§ **DESCRIPTION OF THE TASK**
When a picture appears among the records, leave it out, and copy all else exactly.

━━━ MATERIALS PROVIDED

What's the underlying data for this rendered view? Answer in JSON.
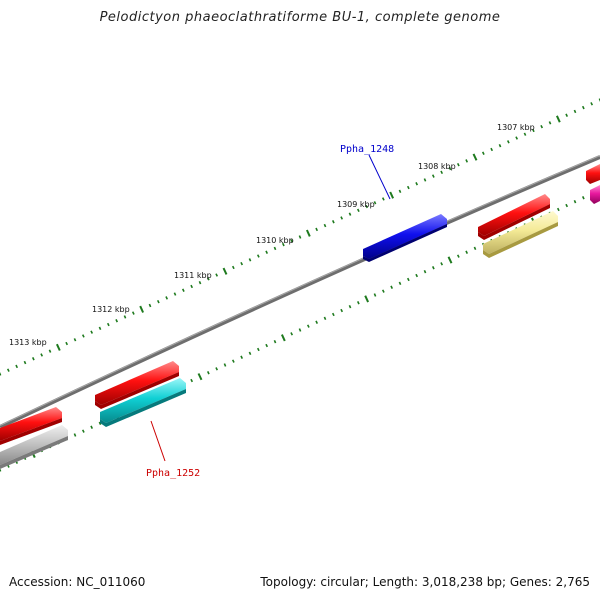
{
  "title": "Pelodictyon phaeoclathratiforme BU-1, complete genome",
  "footer": {
    "accession": "Accession: NC_011060",
    "summary": "Topology: circular; Length: 3,018,238 bp; Genes: 2,765"
  },
  "ticks": [
    {
      "label": "1307 kbp"
    },
    {
      "label": "1308 kbp"
    },
    {
      "label": "1309 kbp"
    },
    {
      "label": "1310 kbp"
    },
    {
      "label": "1311 kbp"
    },
    {
      "label": "1312 kbp"
    },
    {
      "label": "1313 kbp"
    }
  ],
  "genes": [
    {
      "label": "Ppha_1248",
      "color": "#0000cc"
    },
    {
      "label": "Ppha_1252",
      "color": "#cc0000"
    }
  ],
  "colors": {
    "backbone": "#777777",
    "tick": "#1e7a1e",
    "red": "#ee1111",
    "cyan": "#11c8cc",
    "gray": "#b0b0b0",
    "yellow": "#f2e68a",
    "blue": "#1a1ae6",
    "magenta": "#e0189a"
  }
}
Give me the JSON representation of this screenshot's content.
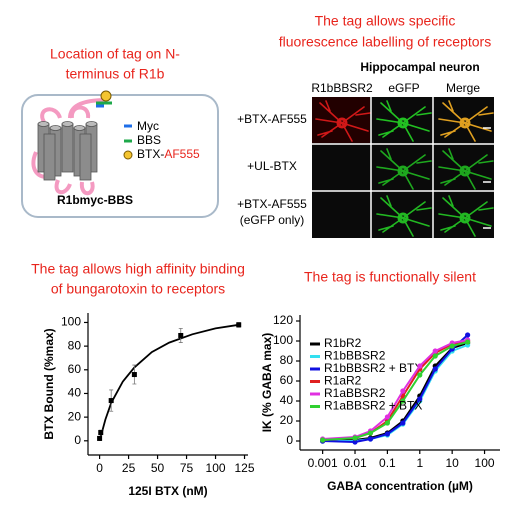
{
  "header_left": {
    "lines": [
      "Location of tag on N-",
      "terminus of R1b"
    ]
  },
  "diagram": {
    "legend": [
      "Myc",
      "BBS",
      "BTX-AF555"
    ],
    "label": "R1bmyc-BBS"
  },
  "imaging": {
    "title_lines": [
      "The tag allows specific",
      "fluorescence labelling of receptors"
    ],
    "subtitle": "Hippocampal neuron",
    "columns": [
      "R1bBBSR2",
      "eGFP",
      "Merge"
    ],
    "rows": [
      [
        "+BTX-AF555"
      ],
      [
        "+UL-BTX"
      ],
      [
        "+BTX-AF555",
        "(eGFP only)"
      ]
    ]
  },
  "chart_data": [
    {
      "type": "scatter",
      "title": [
        "The tag allows high affinity binding",
        "of bungarotoxin to receptors"
      ],
      "x_label": "125I BTX (nM)",
      "y_label": "BTX Bound (%max)",
      "x": [
        0,
        1,
        10,
        30,
        70,
        120
      ],
      "series": [
        {
          "values": [
            2,
            7,
            34,
            56,
            89,
            98
          ],
          "errors": [
            1,
            2,
            9,
            8,
            6,
            2
          ],
          "color": "#000000"
        }
      ],
      "fit": {
        "x": [
          0,
          5,
          10,
          20,
          30,
          45,
          60,
          80,
          100,
          120
        ],
        "values": [
          0,
          18,
          32,
          50,
          62,
          75,
          83,
          90,
          95,
          98
        ],
        "color": "#000000"
      },
      "xlim": [
        -10,
        128
      ],
      "ylim": [
        -12,
        108
      ],
      "xticks": [
        0,
        25,
        50,
        75,
        100,
        125
      ],
      "yticks": [
        0,
        20,
        40,
        60,
        80,
        100
      ]
    },
    {
      "type": "dose-response",
      "title": [
        "The tag is functionally silent"
      ],
      "x_label": "GABA concentration (µM)",
      "y_label": "IK (% GABA max)",
      "log_x": true,
      "x": [
        0.001,
        0.01,
        0.03,
        0.1,
        0.3,
        1,
        3,
        10,
        30
      ],
      "series": [
        {
          "name": "R1bR2",
          "color": "#000000",
          "values": [
            0,
            1,
            3,
            8,
            20,
            45,
            75,
            93,
            98
          ]
        },
        {
          "name": "R1bBBSR2",
          "color": "#33e0f0",
          "values": [
            0,
            0,
            2,
            6,
            17,
            40,
            70,
            90,
            96
          ]
        },
        {
          "name": "R1bBBSR2 + BTX",
          "color": "#1010e0",
          "values": [
            0,
            -1,
            2,
            7,
            18,
            42,
            72,
            92,
            106
          ]
        },
        {
          "name": "R1aR2",
          "color": "#e02020",
          "values": [
            1,
            3,
            8,
            20,
            45,
            72,
            88,
            97,
            100
          ]
        },
        {
          "name": "R1aBBSR2",
          "color": "#e030e0",
          "values": [
            2,
            4,
            10,
            24,
            50,
            75,
            90,
            98,
            101
          ]
        },
        {
          "name": "R1aBBSR2 + BTX",
          "color": "#30d030",
          "values": [
            1,
            3,
            8,
            18,
            40,
            66,
            85,
            95,
            99
          ]
        }
      ],
      "xlim": [
        0.0002,
        300
      ],
      "ylim": [
        -9,
        126
      ],
      "xticks": [
        0.001,
        0.01,
        0.1,
        1,
        10,
        100
      ],
      "yticks": [
        0,
        20,
        40,
        60,
        80,
        100,
        120
      ]
    }
  ]
}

━━━━━━

§ **RESULT**
What's the underlying data for this rendered view? Answer in JSON.
{
  "title": "Pelodictyon phaeoclathratiforme BU-1, complete genome",
  "footer": {
    "accession": "Accession: NC_011060",
    "summary": "Topology: circular; Length: 3,018,238 bp; Genes: 2,765"
  },
  "ticks": [
    {
      "label": "1307 kbp"
    },
    {
      "label": "1308 kbp"
    },
    {
      "label": "1309 kbp"
    },
    {
      "label": "1310 kbp"
    },
    {
      "label": "1311 kbp"
    },
    {
      "label": "1312 kbp"
    },
    {
      "label": "1313 kbp"
    }
  ],
  "genes": [
    {
      "label": "Ppha_1248",
      "color": "#0000cc"
    },
    {
      "label": "Ppha_1252",
      "color": "#cc0000"
    }
  ],
  "colors": {
    "backbone": "#777777",
    "tick": "#1e7a1e",
    "red": "#ee1111",
    "cyan": "#11c8cc",
    "gray": "#b0b0b0",
    "yellow": "#f2e68a",
    "blue": "#1a1ae6",
    "magenta": "#e0189a"
  }
}
Give me the JSON representation of this screenshot's content.
{
  "header_left": {
    "lines": [
      "Location of tag on N-",
      "terminus of R1b"
    ]
  },
  "diagram": {
    "legend": [
      "Myc",
      "BBS",
      "BTX-AF555"
    ],
    "label": "R1bmyc-BBS"
  },
  "imaging": {
    "title_lines": [
      "The tag allows specific",
      "fluorescence labelling of receptors"
    ],
    "subtitle": "Hippocampal neuron",
    "columns": [
      "R1bBBSR2",
      "eGFP",
      "Merge"
    ],
    "rows": [
      [
        "+BTX-AF555"
      ],
      [
        "+UL-BTX"
      ],
      [
        "+BTX-AF555",
        "(eGFP only)"
      ]
    ]
  },
  "chart_data": [
    {
      "type": "scatter",
      "title": [
        "The tag allows high affinity binding",
        "of bungarotoxin to receptors"
      ],
      "x_label": "125I BTX (nM)",
      "y_label": "BTX Bound (%max)",
      "x": [
        0,
        1,
        10,
        30,
        70,
        120
      ],
      "series": [
        {
          "values": [
            2,
            7,
            34,
            56,
            89,
            98
          ],
          "errors": [
            1,
            2,
            9,
            8,
            6,
            2
          ],
          "color": "#000000"
        }
      ],
      "fit": {
        "x": [
          0,
          5,
          10,
          20,
          30,
          45,
          60,
          80,
          100,
          120
        ],
        "values": [
          0,
          18,
          32,
          50,
          62,
          75,
          83,
          90,
          95,
          98
        ],
        "color": "#000000"
      },
      "xlim": [
        -10,
        128
      ],
      "ylim": [
        -12,
        108
      ],
      "xticks": [
        0,
        25,
        50,
        75,
        100,
        125
      ],
      "yticks": [
        0,
        20,
        40,
        60,
        80,
        100
      ]
    },
    {
      "type": "dose-response",
      "title": [
        "The tag is functionally silent"
      ],
      "x_label": "GABA concentration (µM)",
      "y_label": "IK (% GABA max)",
      "log_x": true,
      "x": [
        0.001,
        0.01,
        0.03,
        0.1,
        0.3,
        1,
        3,
        10,
        30
      ],
      "series": [
        {
          "name": "R1bR2",
          "color": "#000000",
          "values": [
            0,
            1,
            3,
            8,
            20,
            45,
            75,
            93,
            98
          ]
        },
        {
          "name": "R1bBBSR2",
          "color": "#33e0f0",
          "values": [
            0,
            0,
            2,
            6,
            17,
            40,
            70,
            90,
            96
          ]
        },
        {
          "name": "R1bBBSR2 + BTX",
          "color": "#1010e0",
          "values": [
            0,
            -1,
            2,
            7,
            18,
            42,
            72,
            92,
            106
          ]
        },
        {
          "name": "R1aR2",
          "color": "#e02020",
          "values": [
            1,
            3,
            8,
            20,
            45,
            72,
            88,
            97,
            100
          ]
        },
        {
          "name": "R1aBBSR2",
          "color": "#e030e0",
          "values": [
            2,
            4,
            10,
            24,
            50,
            75,
            90,
            98,
            101
          ]
        },
        {
          "name": "R1aBBSR2 + BTX",
          "color": "#30d030",
          "values": [
            1,
            3,
            8,
            18,
            40,
            66,
            85,
            95,
            99
          ]
        }
      ],
      "xlim": [
        0.0002,
        300
      ],
      "ylim": [
        -9,
        126
      ],
      "xticks": [
        0.001,
        0.01,
        0.1,
        1,
        10,
        100
      ],
      "yticks": [
        0,
        20,
        40,
        60,
        80,
        100,
        120
      ]
    }
  ]
}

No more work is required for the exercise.